# Selected extract
---
Here is a little background on the areas of their continent that Azeroth is on. Azeroth is the southern end of the continent, with the other human kingdom called Lordaeron in the North. Between these two in the narrow landbridge portion is the dwarven kingdom of Khaz Modan. To the far north, bordering Lordaeron is the elven kingdom of Quel'Thalas. The wizards of the Kirin Tor, that appear in this movie, are from Dalaran (also seen in the movie), and early on this was located in Lordaeron.

At the end of the first game, the Azeroth capital city of Stormwind is destroyed by the orcs, which isn't what happened in the movie. I'm a little mixed on this, but I'm guessing if they have a sequel, the city most likely gets destroyed fairly early perhaps. This is what leads the remaining human forces north to ask Lordaeron and their ruler, King Terenas for aid and they form the Alliance.

Some other minor tidbits seen in the movie:

At the beginning of the movie when Gul'dan uses the blue creatures' lives to activate the Dark Portal, those are the Draenei. They are the ancient race that was on Draenor way before the orcs were.
---
# Prompt
Continue the Warcraft lore notes from their last sentence, adding more minor details that connect the movie to the game's background.

# Excerpted data
---
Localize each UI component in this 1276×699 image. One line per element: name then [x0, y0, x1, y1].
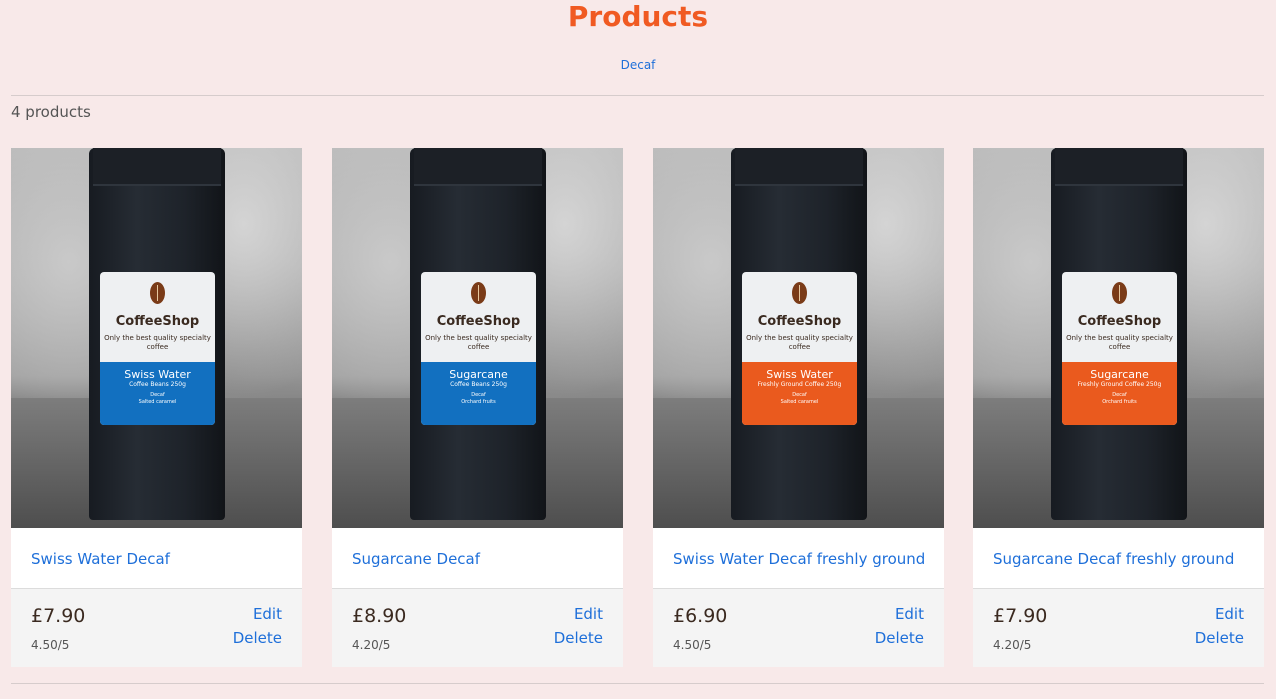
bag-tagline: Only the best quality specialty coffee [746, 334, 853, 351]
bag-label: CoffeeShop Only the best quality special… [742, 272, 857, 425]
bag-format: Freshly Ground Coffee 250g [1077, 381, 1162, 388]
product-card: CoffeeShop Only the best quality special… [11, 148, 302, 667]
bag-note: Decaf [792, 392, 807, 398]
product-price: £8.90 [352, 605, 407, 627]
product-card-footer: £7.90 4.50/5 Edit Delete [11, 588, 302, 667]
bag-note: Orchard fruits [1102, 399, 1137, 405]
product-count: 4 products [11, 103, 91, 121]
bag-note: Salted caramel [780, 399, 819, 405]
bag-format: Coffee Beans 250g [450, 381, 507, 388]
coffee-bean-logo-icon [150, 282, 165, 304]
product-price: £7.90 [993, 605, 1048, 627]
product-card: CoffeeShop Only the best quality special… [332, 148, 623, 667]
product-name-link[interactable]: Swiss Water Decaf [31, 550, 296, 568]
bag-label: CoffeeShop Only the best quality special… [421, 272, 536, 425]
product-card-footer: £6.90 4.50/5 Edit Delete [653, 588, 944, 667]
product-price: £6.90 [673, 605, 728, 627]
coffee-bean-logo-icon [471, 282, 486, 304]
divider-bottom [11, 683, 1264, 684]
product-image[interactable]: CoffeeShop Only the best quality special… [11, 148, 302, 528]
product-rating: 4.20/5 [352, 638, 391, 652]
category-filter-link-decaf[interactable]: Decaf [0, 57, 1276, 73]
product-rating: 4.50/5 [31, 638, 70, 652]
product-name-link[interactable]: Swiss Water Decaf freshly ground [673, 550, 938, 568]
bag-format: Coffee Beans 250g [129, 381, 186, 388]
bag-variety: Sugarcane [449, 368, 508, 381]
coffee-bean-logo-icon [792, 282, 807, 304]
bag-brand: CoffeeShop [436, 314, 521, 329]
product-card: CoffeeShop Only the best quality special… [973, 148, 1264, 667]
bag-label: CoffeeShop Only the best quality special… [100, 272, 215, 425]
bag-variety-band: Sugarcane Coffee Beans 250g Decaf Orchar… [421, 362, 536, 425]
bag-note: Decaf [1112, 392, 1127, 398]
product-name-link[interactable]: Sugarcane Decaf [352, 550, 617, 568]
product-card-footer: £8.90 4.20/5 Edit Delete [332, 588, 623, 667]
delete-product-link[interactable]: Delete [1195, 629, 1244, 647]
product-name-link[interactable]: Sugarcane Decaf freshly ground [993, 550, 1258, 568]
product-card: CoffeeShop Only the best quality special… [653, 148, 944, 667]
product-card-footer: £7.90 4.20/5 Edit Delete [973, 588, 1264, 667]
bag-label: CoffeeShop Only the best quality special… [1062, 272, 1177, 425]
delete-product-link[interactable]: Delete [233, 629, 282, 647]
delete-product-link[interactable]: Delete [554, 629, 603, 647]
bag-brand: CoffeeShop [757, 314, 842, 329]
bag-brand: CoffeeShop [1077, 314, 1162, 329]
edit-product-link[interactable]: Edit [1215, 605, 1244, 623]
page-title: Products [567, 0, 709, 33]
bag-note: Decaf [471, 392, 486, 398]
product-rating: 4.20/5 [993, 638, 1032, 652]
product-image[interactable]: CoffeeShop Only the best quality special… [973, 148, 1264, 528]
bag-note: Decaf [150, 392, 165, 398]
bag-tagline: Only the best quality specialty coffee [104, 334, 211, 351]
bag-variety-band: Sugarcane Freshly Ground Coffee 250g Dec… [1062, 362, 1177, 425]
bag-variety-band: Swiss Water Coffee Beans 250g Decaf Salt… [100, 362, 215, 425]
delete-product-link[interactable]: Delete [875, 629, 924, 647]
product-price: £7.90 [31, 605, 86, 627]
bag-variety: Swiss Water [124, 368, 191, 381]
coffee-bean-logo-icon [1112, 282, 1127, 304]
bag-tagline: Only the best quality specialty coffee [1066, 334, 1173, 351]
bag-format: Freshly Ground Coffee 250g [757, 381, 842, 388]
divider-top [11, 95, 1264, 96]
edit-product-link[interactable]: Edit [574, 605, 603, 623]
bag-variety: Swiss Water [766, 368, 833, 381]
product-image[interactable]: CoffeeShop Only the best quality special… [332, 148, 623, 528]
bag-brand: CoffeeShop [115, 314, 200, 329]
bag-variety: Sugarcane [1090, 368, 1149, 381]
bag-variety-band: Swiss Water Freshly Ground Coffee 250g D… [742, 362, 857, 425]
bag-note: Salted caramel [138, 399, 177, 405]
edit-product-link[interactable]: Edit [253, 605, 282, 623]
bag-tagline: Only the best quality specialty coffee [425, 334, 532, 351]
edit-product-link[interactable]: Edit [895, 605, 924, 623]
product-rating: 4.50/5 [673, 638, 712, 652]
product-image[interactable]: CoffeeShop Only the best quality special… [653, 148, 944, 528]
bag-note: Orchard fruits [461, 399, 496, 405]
---
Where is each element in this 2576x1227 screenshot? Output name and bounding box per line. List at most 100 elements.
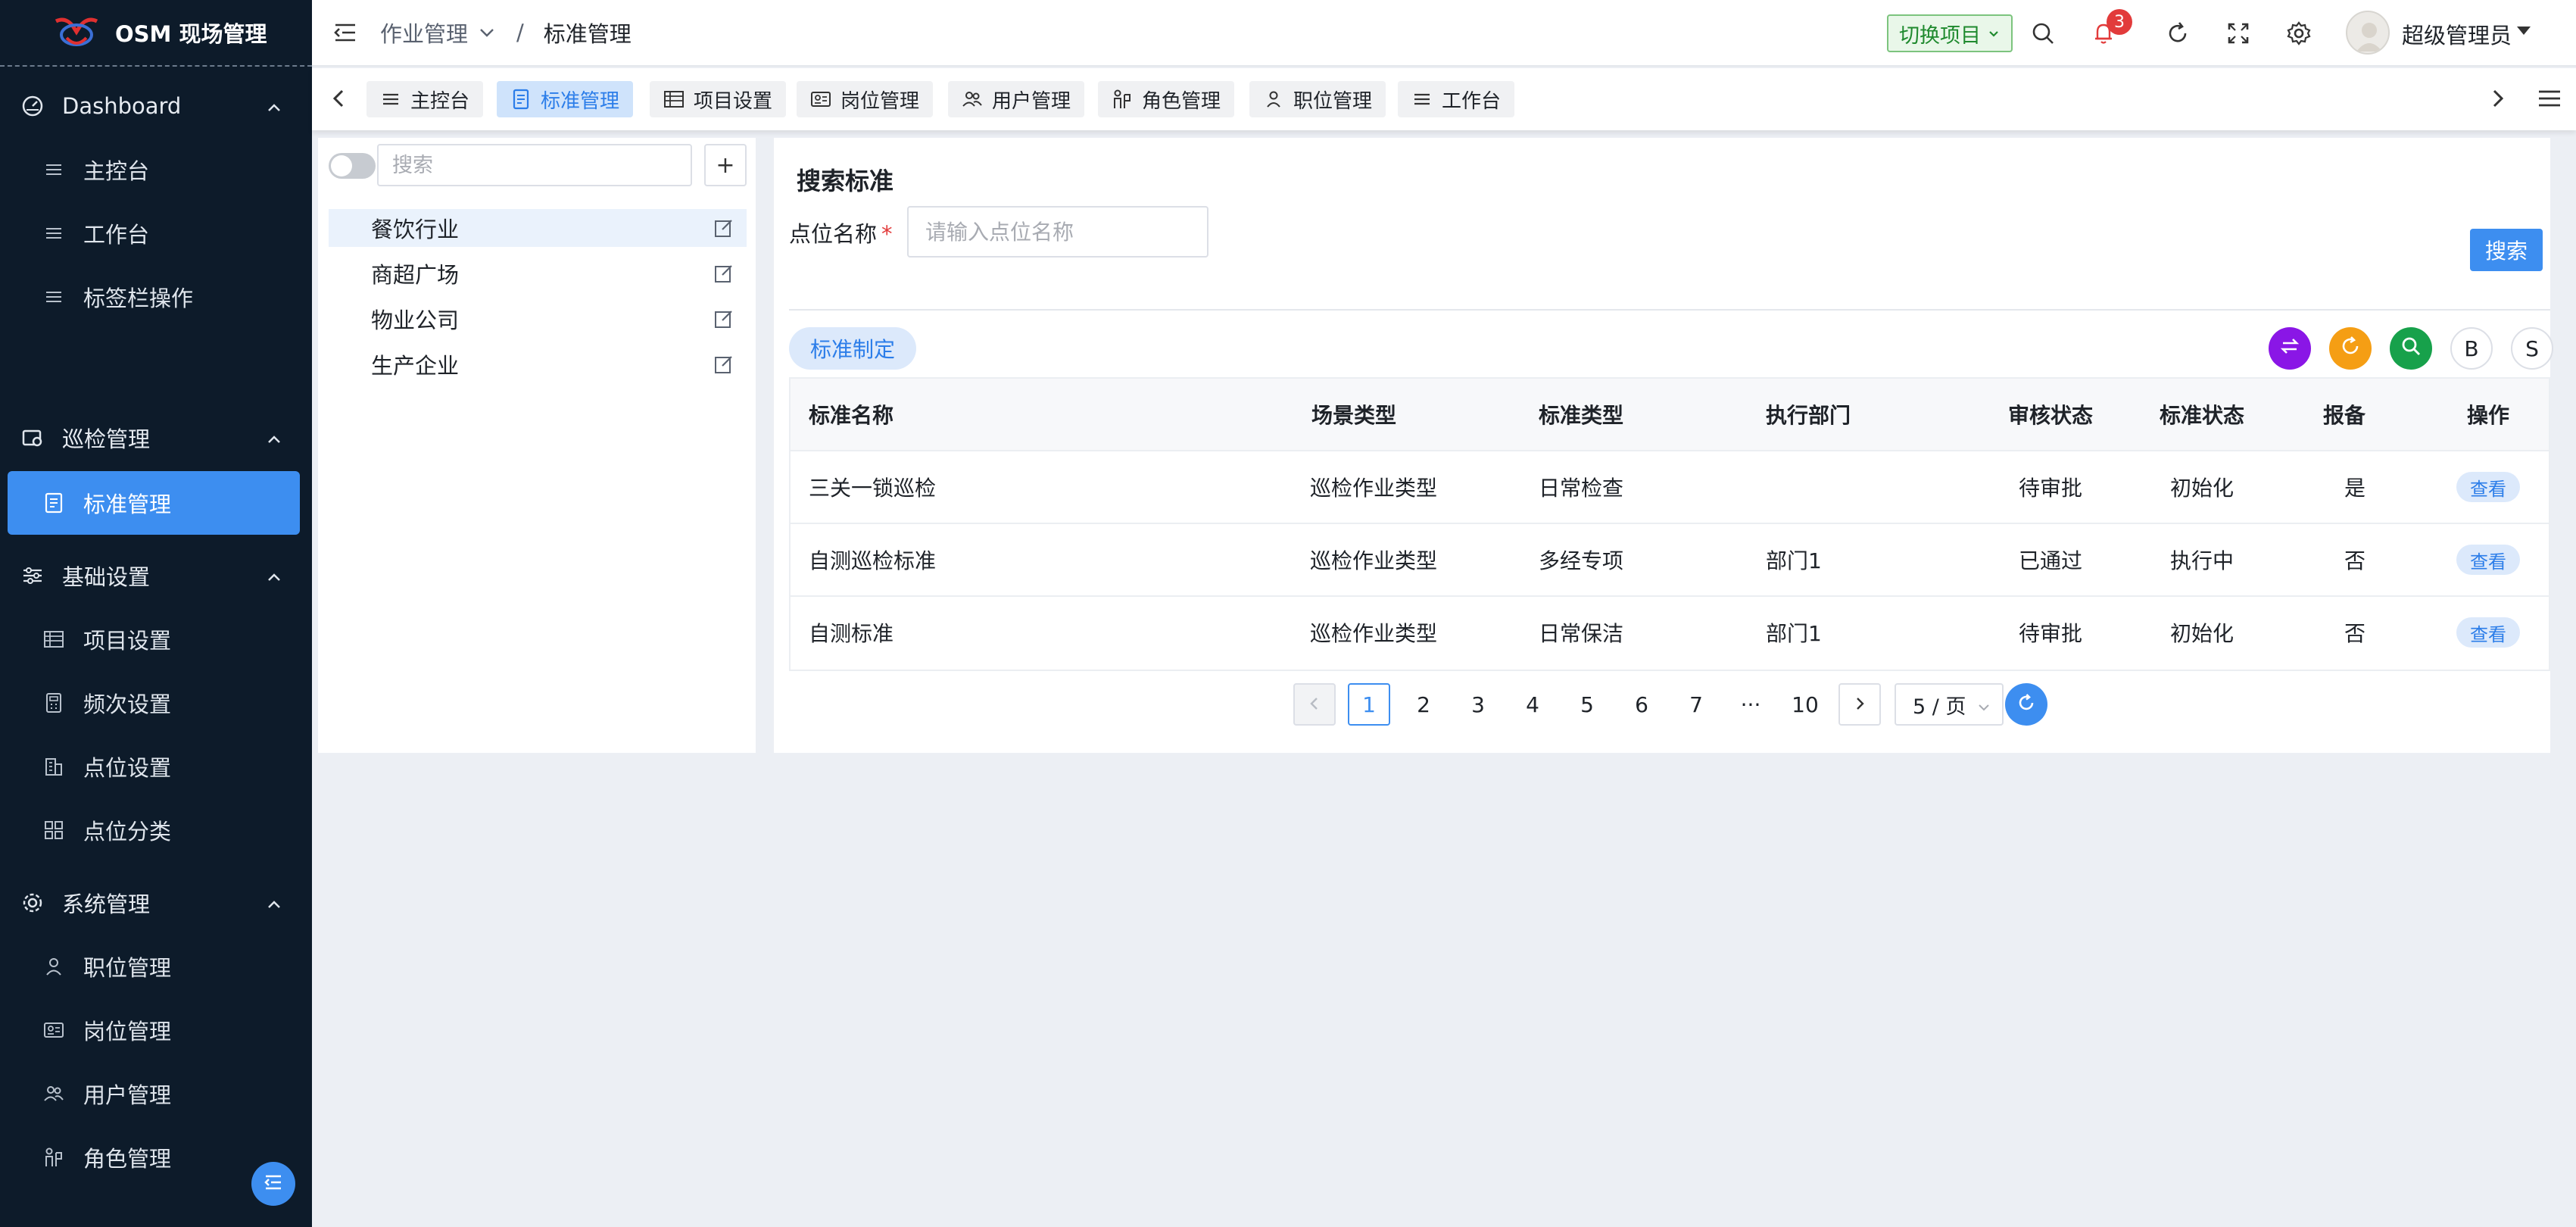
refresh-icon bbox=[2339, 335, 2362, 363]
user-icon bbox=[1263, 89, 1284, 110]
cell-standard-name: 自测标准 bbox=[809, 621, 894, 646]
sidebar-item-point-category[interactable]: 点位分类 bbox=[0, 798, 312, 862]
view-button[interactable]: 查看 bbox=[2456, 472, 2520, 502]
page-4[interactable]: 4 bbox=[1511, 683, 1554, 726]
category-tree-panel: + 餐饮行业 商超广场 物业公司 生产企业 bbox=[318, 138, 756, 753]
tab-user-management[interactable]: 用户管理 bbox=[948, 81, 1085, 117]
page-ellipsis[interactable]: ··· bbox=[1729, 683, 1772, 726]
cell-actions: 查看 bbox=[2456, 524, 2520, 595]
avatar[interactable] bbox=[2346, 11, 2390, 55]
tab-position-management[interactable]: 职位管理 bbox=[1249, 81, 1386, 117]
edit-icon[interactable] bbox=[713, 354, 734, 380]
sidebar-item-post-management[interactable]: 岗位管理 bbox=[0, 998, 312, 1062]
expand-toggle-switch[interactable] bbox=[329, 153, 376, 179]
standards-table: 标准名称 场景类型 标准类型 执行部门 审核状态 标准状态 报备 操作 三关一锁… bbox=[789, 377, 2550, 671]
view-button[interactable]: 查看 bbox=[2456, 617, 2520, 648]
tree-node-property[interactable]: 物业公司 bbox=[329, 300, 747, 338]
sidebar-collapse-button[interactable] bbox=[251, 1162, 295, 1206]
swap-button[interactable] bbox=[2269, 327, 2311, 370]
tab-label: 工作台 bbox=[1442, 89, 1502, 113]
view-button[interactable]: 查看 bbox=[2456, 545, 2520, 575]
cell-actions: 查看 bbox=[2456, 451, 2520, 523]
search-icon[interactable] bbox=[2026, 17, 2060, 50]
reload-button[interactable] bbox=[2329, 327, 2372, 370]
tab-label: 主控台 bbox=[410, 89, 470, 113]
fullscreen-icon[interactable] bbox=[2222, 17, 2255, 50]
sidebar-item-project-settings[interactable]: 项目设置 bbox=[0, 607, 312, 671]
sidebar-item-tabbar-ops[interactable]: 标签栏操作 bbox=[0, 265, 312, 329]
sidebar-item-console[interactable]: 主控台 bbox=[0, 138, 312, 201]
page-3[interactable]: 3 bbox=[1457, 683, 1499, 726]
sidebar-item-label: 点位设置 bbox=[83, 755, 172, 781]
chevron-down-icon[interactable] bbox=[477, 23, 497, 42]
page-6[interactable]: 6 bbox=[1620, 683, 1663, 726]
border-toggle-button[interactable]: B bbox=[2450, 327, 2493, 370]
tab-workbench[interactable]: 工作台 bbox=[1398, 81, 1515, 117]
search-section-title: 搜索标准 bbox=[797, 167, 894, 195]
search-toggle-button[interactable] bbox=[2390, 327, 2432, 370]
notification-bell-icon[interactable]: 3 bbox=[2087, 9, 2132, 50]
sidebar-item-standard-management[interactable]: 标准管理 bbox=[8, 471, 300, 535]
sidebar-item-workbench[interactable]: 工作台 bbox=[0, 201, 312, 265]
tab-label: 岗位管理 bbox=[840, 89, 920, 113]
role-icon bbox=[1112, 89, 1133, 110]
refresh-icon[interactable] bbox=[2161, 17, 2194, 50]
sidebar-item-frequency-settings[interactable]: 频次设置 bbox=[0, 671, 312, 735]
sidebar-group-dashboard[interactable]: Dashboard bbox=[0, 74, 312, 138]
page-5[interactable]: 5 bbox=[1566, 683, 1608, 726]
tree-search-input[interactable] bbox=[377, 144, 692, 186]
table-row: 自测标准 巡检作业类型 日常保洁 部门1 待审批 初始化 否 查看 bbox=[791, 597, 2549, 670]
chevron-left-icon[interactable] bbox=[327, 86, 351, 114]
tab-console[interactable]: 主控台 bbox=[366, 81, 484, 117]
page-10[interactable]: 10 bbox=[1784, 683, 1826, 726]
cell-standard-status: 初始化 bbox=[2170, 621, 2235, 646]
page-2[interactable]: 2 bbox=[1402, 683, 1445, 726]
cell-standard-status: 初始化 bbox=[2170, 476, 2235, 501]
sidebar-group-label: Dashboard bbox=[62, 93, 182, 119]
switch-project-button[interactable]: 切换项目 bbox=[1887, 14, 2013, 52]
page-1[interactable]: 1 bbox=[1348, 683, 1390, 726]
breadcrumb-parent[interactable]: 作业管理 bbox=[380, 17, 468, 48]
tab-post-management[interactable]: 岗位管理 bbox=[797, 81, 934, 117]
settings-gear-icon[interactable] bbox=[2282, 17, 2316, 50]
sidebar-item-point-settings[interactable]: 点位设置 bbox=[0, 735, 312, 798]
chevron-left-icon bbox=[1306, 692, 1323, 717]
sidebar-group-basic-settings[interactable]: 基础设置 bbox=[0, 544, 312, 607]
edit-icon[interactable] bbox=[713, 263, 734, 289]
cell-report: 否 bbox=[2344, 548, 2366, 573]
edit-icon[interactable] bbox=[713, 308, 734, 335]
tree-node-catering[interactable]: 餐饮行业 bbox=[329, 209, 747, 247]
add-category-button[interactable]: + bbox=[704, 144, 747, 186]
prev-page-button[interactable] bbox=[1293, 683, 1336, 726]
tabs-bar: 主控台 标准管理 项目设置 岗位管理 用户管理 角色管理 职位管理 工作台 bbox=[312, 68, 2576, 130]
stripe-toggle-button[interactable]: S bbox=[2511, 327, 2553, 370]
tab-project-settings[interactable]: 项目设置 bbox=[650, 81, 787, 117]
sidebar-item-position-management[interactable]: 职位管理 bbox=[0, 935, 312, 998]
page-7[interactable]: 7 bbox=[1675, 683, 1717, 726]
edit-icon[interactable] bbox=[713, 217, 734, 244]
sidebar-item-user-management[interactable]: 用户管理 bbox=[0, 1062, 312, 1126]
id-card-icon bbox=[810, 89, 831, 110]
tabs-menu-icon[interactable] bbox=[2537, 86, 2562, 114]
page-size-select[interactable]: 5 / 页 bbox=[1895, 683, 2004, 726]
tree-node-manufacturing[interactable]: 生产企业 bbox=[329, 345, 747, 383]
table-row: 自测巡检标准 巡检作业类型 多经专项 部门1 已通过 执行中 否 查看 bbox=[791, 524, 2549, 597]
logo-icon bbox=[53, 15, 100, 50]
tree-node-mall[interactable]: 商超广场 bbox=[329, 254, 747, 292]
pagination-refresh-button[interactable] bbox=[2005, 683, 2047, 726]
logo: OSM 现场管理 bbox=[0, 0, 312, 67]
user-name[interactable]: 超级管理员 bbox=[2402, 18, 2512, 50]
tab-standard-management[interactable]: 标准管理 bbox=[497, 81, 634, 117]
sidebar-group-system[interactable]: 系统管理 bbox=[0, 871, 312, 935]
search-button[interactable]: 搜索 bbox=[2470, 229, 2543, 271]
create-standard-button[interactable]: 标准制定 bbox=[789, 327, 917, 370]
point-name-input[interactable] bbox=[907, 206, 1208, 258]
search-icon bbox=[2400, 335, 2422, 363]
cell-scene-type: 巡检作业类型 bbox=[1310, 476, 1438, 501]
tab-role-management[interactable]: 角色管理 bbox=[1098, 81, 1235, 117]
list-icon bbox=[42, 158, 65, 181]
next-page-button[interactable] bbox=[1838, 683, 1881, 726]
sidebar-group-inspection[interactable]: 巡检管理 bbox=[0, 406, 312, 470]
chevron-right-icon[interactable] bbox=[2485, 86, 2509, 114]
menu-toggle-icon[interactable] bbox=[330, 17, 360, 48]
---
# Result of the task
When Lothar is suiting Garona up in the armory, she says she wants a certain sword they show on the rack and that sword is called Frostmourne, or it becomes that. That becomes a famous relic in WarCraft III that the main human antagonist goes in search of thinking that it will help him defeat his enemies, but in reality it drives him mad due to a spirit trapped inside, which the spirit belongs to someone named in this post.

When Khadgar breaks Lothar out of the prison, he uses the Polymorph spell which turns units into sheep. As described in the movie is exactly how long it lasts in the games (60 seconds), and it is extremely annoying when enemy mages do it to you in the game.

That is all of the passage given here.